◆ Directions ◆
Copy out every line that contains the word "JSON".

◆ Data for the task ◆
==============================
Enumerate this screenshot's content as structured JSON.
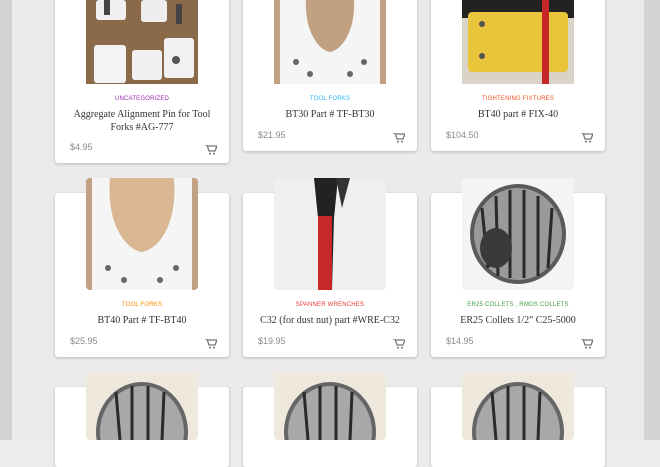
{
  "products": [
    {
      "category": "UNCATEGORIZED",
      "category_color": "#9c27b0",
      "title": "Aggregate Alignment Pin for Tool Forks #AG-777",
      "price": "$4.95",
      "image": "white-pin-blocks"
    },
    {
      "category": "TOOL FORKS",
      "category_color": "#29b6f6",
      "title": "BT30 Part # TF-BT30",
      "price": "$21.95",
      "image": "white-fork-plate"
    },
    {
      "category": "TIGHTENING FIXTURES",
      "category_color": "#f4511e",
      "title": "BT40 part # FIX-40",
      "price": "$104.50",
      "image": "yellow-fixture"
    },
    {
      "category": "TOOL FORKS",
      "category_color": "#fb8c00",
      "title": "BT40 Part # TF-BT40",
      "price": "$25.95",
      "image": "white-fork-plate"
    },
    {
      "category": "SPANNER WRENCHES",
      "category_color": "#e53935",
      "title": "C32 (for dust nut) part #WRE-C32",
      "price": "$19.95",
      "image": "red-wrench"
    },
    {
      "category": "ER25 COLLETS , RMOS COLLETS",
      "category_color": "#43a047",
      "title": "ER25 Collets 1/2\" C25-5000",
      "price": "$14.95",
      "image": "collet"
    },
    {
      "category": "",
      "category_color": "",
      "title": "",
      "price": "",
      "image": "collet"
    },
    {
      "category": "",
      "category_color": "",
      "title": "",
      "price": "",
      "image": "collet"
    },
    {
      "category": "",
      "category_color": "",
      "title": "",
      "price": "",
      "image": "collet"
    }
  ],
  "icons": {
    "cart": "cart-icon"
  }
}
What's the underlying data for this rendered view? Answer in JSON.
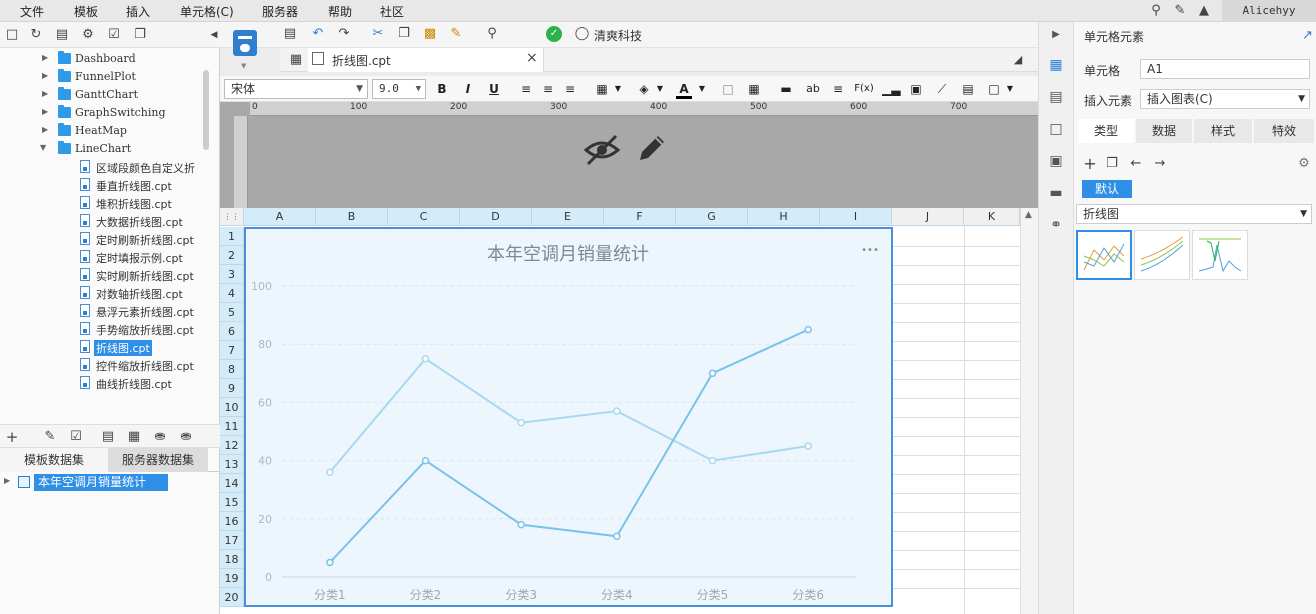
{
  "menu": [
    "文件",
    "模板",
    "插入",
    "单元格(C)",
    "服务器",
    "帮助",
    "社区"
  ],
  "user": "Alicehyy",
  "tree": {
    "folders": [
      {
        "label": "Dashboard",
        "expanded": false
      },
      {
        "label": "FunnelPlot",
        "expanded": false
      },
      {
        "label": "GanttChart",
        "expanded": false
      },
      {
        "label": "GraphSwitching",
        "expanded": false
      },
      {
        "label": "HeatMap",
        "expanded": false
      },
      {
        "label": "LineChart",
        "expanded": true
      }
    ],
    "files": [
      "区域段颜色自定义折",
      "垂直折线图.cpt",
      "堆积折线图.cpt",
      "大数据折线图.cpt",
      "定时刷新折线图.cpt",
      "定时填报示例.cpt",
      "实时刷新折线图.cpt",
      "对数轴折线图.cpt",
      "悬浮元素折线图.cpt",
      "手势缩放折线图.cpt",
      "折线图.cpt",
      "控件缩放折线图.cpt",
      "曲线折线图.cpt"
    ],
    "selected_file": "折线图.cpt"
  },
  "datasets": {
    "tab_template": "模板数据集",
    "tab_server": "服务器数据集",
    "item": "本年空调月销量统计"
  },
  "toolbar": {
    "brand": "清爽科技"
  },
  "file_tab": {
    "label": "折线图.cpt",
    "close": "×"
  },
  "format": {
    "font": "宋体",
    "size": "9.0",
    "bold": "B",
    "italic": "I",
    "underline": "U",
    "text_ab": "ab",
    "fx": "F(x)"
  },
  "ruler": {
    "marks": [
      "0",
      "100",
      "200",
      "300",
      "400",
      "500",
      "600",
      "700"
    ]
  },
  "grid": {
    "columns": [
      "A",
      "B",
      "C",
      "D",
      "E",
      "F",
      "G",
      "H",
      "I",
      "J",
      "K"
    ],
    "rows": [
      "1",
      "2",
      "3",
      "4",
      "5",
      "6",
      "7",
      "8",
      "9",
      "10",
      "11",
      "12",
      "13",
      "14",
      "15",
      "16",
      "17",
      "18",
      "19",
      "20"
    ]
  },
  "chart_data": {
    "type": "line",
    "title": "本年空调月销量统计",
    "categories": [
      "分类1",
      "分类2",
      "分类3",
      "分类4",
      "分类5",
      "分类6"
    ],
    "ylim": [
      0,
      100
    ],
    "yticks": [
      0,
      20,
      40,
      60,
      80,
      100
    ],
    "grid": true,
    "legend": "none",
    "series": [
      {
        "values": [
          36,
          75,
          53,
          57,
          40,
          45
        ],
        "color": "#a8d8f0"
      },
      {
        "values": [
          5,
          40,
          18,
          14,
          70,
          85
        ],
        "color": "#79c2ea"
      }
    ],
    "menu_dots": "•••"
  },
  "props": {
    "title": "单元格元素",
    "cell_label": "单元格",
    "cell_value": "A1",
    "insert_label": "插入元素",
    "insert_value": "插入图表(C)",
    "tabs": [
      "类型",
      "数据",
      "样式",
      "特效"
    ],
    "default_chip": "默认",
    "chart_type": "折线图"
  }
}
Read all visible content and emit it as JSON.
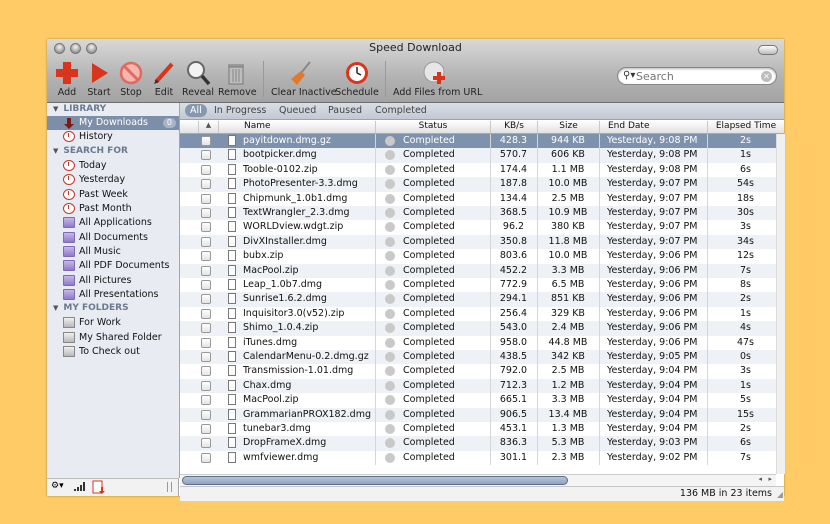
==============================
◆ Task response ◆
Enumerate this screenshot's content as structured JSON.
What's the underlying data for this rendered view? Answer in JSON.
Read all visible content and emit it as JSON.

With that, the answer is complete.